Exercise brief:
From the records below, pull each line that has "TradingView".

[Figure collection entries]
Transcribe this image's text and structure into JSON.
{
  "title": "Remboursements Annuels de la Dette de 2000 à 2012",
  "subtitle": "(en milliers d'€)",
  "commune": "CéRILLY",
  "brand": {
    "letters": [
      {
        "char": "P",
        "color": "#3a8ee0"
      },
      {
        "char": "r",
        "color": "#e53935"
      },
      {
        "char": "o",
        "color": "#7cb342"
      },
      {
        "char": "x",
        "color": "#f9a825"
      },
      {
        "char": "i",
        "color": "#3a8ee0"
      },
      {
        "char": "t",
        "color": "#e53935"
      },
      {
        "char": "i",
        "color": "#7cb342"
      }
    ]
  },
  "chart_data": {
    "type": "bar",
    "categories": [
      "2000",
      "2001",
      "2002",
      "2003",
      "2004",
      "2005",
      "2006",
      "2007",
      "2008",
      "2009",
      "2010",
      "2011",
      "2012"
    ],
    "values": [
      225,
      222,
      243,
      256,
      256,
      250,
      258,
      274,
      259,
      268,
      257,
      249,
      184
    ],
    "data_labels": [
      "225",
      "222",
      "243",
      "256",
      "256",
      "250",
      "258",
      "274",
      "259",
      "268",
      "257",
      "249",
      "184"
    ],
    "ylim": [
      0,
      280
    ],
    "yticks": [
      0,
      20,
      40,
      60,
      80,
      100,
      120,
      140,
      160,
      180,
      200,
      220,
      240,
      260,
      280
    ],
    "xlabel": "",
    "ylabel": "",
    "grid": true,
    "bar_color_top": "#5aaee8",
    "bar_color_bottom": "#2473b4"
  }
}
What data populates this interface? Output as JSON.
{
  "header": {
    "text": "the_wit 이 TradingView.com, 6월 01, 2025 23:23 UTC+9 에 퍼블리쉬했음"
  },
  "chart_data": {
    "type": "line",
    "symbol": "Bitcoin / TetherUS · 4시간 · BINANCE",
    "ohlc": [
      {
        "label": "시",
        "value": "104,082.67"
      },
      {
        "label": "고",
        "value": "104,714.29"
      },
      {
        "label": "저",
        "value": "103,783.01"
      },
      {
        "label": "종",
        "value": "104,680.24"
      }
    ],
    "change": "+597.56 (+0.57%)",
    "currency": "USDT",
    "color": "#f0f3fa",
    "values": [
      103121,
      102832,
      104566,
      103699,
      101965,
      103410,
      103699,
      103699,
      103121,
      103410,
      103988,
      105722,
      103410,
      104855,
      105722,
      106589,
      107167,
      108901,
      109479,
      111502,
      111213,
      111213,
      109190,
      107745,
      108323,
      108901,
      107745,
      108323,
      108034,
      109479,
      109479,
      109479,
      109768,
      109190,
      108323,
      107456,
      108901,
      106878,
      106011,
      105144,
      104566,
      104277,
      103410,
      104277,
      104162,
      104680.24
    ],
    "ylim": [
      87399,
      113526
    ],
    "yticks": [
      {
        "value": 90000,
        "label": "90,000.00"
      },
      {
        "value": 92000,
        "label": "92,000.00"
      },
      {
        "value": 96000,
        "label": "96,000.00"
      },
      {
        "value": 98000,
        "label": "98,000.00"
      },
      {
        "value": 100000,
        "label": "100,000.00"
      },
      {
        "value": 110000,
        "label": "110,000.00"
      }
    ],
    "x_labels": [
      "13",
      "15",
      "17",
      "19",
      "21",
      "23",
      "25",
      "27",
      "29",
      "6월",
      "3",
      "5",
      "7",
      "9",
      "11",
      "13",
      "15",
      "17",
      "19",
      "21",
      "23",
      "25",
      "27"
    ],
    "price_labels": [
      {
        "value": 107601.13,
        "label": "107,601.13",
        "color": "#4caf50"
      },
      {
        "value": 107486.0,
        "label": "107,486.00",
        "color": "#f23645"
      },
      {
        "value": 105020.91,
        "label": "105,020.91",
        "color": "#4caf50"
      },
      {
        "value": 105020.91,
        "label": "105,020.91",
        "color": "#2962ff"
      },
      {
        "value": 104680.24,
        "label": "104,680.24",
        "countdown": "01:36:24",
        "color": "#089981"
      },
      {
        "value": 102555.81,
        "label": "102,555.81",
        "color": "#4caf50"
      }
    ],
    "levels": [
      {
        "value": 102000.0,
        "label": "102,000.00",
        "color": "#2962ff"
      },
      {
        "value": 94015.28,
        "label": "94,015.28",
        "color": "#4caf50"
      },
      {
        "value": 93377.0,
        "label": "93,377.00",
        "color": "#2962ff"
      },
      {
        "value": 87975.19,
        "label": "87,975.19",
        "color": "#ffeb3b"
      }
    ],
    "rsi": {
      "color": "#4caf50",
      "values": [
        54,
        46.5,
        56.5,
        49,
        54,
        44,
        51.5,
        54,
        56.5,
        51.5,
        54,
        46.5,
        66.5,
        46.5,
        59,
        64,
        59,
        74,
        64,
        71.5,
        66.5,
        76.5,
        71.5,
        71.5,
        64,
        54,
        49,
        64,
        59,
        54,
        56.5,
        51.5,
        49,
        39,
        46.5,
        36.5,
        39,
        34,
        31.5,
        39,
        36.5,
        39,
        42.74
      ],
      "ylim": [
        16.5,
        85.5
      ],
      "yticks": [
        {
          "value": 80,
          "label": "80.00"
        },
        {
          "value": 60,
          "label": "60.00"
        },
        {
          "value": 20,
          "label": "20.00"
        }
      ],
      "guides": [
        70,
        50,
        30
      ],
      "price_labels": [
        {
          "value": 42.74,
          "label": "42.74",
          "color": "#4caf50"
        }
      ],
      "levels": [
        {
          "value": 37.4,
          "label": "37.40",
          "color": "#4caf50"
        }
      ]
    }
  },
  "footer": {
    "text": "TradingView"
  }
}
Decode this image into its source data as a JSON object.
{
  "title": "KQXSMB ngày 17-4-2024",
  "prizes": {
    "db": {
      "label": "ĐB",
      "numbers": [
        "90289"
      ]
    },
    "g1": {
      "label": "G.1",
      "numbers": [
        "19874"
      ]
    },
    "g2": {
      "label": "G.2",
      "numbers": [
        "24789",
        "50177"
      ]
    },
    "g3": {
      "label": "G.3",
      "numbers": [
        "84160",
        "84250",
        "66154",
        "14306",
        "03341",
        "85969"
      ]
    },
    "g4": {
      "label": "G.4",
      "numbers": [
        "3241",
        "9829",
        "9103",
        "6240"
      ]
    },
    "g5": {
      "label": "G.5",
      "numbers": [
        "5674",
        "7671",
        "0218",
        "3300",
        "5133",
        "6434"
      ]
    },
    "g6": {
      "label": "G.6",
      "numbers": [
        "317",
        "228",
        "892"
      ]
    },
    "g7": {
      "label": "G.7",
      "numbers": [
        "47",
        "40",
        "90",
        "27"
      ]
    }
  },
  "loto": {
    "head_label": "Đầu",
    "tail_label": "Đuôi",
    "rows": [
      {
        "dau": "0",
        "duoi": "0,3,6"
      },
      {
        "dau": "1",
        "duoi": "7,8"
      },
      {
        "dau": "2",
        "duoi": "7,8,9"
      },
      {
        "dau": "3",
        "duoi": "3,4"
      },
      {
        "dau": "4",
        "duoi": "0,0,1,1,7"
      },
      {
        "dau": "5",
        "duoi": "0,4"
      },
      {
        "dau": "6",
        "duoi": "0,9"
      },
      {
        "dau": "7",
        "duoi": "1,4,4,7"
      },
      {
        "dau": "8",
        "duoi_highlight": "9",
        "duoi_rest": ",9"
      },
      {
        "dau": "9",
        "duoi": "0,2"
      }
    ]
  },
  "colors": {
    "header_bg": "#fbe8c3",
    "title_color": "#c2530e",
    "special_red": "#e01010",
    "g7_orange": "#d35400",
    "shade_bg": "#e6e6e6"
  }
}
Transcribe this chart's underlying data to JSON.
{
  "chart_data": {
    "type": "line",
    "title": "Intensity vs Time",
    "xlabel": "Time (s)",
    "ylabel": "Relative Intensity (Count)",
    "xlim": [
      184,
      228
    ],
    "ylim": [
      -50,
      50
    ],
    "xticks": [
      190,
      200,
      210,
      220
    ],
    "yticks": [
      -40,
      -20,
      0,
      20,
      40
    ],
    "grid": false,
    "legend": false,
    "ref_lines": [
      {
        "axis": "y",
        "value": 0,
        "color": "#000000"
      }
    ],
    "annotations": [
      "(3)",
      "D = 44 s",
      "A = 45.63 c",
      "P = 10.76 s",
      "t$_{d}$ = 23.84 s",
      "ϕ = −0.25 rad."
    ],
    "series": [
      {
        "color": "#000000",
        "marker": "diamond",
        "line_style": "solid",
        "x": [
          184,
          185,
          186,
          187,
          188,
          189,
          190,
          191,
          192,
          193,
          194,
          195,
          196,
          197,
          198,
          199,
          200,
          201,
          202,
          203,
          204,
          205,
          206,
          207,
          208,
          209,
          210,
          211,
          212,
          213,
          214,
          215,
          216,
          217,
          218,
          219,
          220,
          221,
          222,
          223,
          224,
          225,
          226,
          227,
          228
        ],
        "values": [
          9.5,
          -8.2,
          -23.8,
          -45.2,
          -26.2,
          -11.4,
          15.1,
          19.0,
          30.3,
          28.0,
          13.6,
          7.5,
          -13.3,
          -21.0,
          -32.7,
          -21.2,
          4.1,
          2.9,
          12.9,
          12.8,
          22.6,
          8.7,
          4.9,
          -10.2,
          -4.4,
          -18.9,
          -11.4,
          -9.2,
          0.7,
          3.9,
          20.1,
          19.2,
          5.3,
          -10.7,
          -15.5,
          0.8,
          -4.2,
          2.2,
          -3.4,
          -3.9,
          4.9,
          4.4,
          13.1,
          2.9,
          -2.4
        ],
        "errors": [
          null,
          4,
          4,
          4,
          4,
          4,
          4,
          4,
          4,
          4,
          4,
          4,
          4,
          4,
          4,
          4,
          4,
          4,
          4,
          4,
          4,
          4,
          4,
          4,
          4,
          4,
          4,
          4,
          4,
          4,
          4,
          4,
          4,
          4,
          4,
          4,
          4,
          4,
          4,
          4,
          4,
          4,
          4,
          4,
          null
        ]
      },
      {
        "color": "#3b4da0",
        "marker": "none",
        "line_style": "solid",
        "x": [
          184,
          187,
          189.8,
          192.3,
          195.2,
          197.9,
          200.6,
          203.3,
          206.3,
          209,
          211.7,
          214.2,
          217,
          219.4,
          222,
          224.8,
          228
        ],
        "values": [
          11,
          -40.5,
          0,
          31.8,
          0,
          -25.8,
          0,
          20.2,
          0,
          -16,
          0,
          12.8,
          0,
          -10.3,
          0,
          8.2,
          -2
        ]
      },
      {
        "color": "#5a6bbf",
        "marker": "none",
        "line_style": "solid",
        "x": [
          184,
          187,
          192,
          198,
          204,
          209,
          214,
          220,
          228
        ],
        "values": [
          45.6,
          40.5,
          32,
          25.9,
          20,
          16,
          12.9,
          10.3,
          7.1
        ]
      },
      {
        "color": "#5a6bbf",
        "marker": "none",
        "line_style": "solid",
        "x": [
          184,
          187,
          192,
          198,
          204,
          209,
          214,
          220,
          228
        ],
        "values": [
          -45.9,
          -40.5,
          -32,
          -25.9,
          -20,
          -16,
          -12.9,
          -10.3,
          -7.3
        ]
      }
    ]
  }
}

Task result:
    "text": "the_wit 이 TradingView.com, 6월 01, 2025 23:23 UTC+9 에 퍼블리쉬했음"
    "text": "TradingView"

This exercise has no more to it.